-- Start of Task data --

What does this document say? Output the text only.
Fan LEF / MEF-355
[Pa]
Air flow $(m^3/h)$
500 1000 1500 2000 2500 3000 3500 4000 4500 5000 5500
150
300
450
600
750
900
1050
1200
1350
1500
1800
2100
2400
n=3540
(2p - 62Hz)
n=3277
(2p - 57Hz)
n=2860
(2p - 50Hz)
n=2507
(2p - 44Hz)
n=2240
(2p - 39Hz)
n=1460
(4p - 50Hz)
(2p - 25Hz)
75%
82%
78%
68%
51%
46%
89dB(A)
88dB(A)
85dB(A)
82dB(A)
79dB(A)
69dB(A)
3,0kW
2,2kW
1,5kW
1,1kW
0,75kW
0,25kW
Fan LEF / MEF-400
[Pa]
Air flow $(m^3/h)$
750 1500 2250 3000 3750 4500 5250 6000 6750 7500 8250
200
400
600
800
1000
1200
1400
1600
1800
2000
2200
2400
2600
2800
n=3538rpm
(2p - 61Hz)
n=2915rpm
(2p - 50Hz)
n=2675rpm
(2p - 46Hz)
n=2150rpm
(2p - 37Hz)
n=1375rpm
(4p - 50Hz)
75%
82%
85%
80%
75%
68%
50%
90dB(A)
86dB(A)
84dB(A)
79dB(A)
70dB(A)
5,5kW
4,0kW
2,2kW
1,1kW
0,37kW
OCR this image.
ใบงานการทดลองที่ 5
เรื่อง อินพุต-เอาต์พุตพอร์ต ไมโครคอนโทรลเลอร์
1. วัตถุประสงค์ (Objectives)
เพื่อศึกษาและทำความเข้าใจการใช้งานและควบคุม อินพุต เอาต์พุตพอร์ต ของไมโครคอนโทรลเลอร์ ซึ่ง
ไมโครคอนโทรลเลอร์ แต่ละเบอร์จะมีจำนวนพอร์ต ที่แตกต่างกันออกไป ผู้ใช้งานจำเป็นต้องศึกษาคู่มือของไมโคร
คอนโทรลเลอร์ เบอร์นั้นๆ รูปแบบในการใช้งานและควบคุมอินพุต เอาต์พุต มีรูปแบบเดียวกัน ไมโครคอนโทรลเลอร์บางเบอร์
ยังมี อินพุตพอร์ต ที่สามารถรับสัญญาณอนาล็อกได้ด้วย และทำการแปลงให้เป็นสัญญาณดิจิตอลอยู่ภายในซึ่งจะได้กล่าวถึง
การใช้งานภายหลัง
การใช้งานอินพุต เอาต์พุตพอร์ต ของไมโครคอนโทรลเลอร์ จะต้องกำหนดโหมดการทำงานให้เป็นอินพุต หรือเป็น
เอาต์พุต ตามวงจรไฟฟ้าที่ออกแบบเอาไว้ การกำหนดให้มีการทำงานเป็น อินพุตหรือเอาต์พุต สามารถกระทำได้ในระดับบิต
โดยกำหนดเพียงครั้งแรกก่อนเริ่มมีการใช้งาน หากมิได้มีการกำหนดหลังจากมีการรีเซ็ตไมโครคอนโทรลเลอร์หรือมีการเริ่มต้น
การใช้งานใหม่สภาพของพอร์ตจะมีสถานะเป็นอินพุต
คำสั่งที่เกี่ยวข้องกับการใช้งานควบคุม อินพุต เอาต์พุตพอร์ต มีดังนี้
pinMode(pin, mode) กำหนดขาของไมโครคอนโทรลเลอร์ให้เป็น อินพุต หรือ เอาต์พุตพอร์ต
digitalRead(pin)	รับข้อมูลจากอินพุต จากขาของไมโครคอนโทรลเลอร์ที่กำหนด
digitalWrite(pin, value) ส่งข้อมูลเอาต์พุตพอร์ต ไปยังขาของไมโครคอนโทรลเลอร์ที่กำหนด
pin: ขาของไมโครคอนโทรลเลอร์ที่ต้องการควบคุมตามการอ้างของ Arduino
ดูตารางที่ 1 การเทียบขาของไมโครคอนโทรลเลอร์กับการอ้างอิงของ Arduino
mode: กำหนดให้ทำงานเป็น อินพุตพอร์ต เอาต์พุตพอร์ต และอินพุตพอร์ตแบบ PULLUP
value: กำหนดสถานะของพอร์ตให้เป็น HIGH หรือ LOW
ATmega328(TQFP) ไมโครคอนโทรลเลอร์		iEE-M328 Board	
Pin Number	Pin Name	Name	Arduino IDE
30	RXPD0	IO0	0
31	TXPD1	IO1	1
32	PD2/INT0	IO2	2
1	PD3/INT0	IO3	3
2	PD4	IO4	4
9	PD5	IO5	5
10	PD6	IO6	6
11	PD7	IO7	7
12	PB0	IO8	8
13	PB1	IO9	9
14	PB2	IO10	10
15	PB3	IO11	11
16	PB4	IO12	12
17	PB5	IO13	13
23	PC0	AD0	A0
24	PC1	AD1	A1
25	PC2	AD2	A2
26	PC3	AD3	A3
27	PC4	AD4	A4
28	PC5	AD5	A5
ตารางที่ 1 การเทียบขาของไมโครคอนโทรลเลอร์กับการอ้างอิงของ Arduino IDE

-- End of Task data --

[What is asked]
Repeat every entry word for word.

[Written solution]
What does this document say? Output the text only.
Fan LEF / MEF-355
[Pa]
Air flow $(m^3/h)$
500 1000 1500 2000 2500 3000 3500 4000 4500 5000 5500
150
300
450
600
750
900
1050
1200
1350
1500
1800
2100
2400
n=3540
(2p - 62Hz)
n=3277
(2p - 57Hz)
n=2860
(2p - 50Hz)
n=2507
(2p - 44Hz)
n=2240
(2p - 39Hz)
n=1460
(4p - 50Hz)
(2p - 25Hz)
75%
82%
78%
68%
51%
46%
89dB(A)
88dB(A)
85dB(A)
82dB(A)
79dB(A)
69dB(A)
3,0kW
2,2kW
1,5kW
1,1kW
0,75kW
0,25kW
Fan LEF / MEF-400
[Pa]
Air flow $(m^3/h)$
750 1500 2250 3000 3750 4500 5250 6000 6750 7500 8250
200
400
600
800
1000
1200
1400
1600
1800
2000
2200
2400
2600
2800
n=3538rpm
(2p - 61Hz)
n=2915rpm
(2p - 50Hz)
n=2675rpm
(2p - 46Hz)
n=2150rpm
(2p - 37Hz)
n=1375rpm
(4p - 50Hz)
75%
82%
85%
80%
75%
68%
50%
90dB(A)
86dB(A)
84dB(A)
79dB(A)
70dB(A)
5,5kW
4,0kW
2,2kW
1,1kW
0,37kW
OCR this image.
ใบงานการทดลองที่ 5
เรื่อง อินพุต-เอาต์พุตพอร์ต ไมโครคอนโทรลเลอร์
1. วัตถุประสงค์ (Objectives)
เพื่อศึกษาและทำความเข้าใจการใช้งานและควบคุม อินพุต เอาต์พุตพอร์ต ของไมโครคอนโทรลเลอร์ ซึ่ง
ไมโครคอนโทรลเลอร์ แต่ละเบอร์จะมีจำนวนพอร์ต ที่แตกต่างกันออกไป ผู้ใช้งานจำเป็นต้องศึกษาคู่มือของไมโคร
คอนโทรลเลอร์ เบอร์นั้นๆ รูปแบบในการใช้งานและควบคุมอินพุต เอาต์พุต มีรูปแบบเดียวกัน ไมโครคอนโทรลเลอร์บางเบอร์
ยังมี อินพุตพอร์ต ที่สามารถรับสัญญาณอนาล็อกได้ด้วย และทำการแปลงให้เป็นสัญญาณดิจิตอลอยู่ภายในซึ่งจะได้กล่าวถึง
การใช้งานภายหลัง
การใช้งานอินพุต เอาต์พุตพอร์ต ของไมโครคอนโทรลเลอร์ จะต้องกำหนดโหมดการทำงานให้เป็นอินพุต หรือเป็น
เอาต์พุต ตามวงจรไฟฟ้าที่ออกแบบเอาไว้ การกำหนดให้มีการทำงานเป็น อินพุตหรือเอาต์พุต สามารถกระทำได้ในระดับบิต
โดยกำหนดเพียงครั้งแรกก่อนเริ่มมีการใช้งาน หากมิได้มีการกำหนดหลังจากมีการรีเซ็ตไมโครคอนโทรลเลอร์หรือมีการเริ่มต้น
การใช้งานใหม่สภาพของพอร์ตจะมีสถานะเป็นอินพุต
คำสั่งที่เกี่ยวข้องกับการใช้งานควบคุม อินพุต เอาต์พุตพอร์ต มีดังนี้
pinMode(pin, mode) กำหนดขาของไมโครคอนโทรลเลอร์ให้เป็น อินพุต หรือ เอาต์พุตพอร์ต
digitalRead(pin)	รับข้อมูลจากอินพุต จากขาของไมโครคอนโทรลเลอร์ที่กำหนด
digitalWrite(pin, value) ส่งข้อมูลเอาต์พุตพอร์ต ไปยังขาของไมโครคอนโทรลเลอร์ที่กำหนด
pin: ขาของไมโครคอนโทรลเลอร์ที่ต้องการควบคุมตามการอ้างของ Arduino
ดูตารางที่ 1 การเทียบขาของไมโครคอนโทรลเลอร์กับการอ้างอิงของ Arduino
mode: กำหนดให้ทำงานเป็น อินพุตพอร์ต เอาต์พุตพอร์ต และอินพุตพอร์ตแบบ PULLUP
value: กำหนดสถานะของพอร์ตให้เป็น HIGH หรือ LOW
ATmega328(TQFP) ไมโครคอนโทรลเลอร์		iEE-M328 Board	
Pin Number	Pin Name	Name	Arduino IDE
30	RXPD0	IO0	0
31	TXPD1	IO1	1
32	PD2/INT0	IO2	2
1	PD3/INT0	IO3	3
2	PD4	IO4	4
9	PD5	IO5	5
10	PD6	IO6	6
11	PD7	IO7	7
12	PB0	IO8	8
13	PB1	IO9	9
14	PB2	IO10	10
15	PB3	IO11	11
16	PB4	IO12	12
17	PB5	IO13	13
23	PC0	AD0	A0
24	PC1	AD1	A1
25	PC2	AD2	A2
26	PC3	AD3	A3
27	PC4	AD4	A4
28	PC5	AD5	A5
ตารางที่ 1 การเทียบขาของไมโครคอนโทรลเลอร์กับการอ้างอิงของ Arduino IDE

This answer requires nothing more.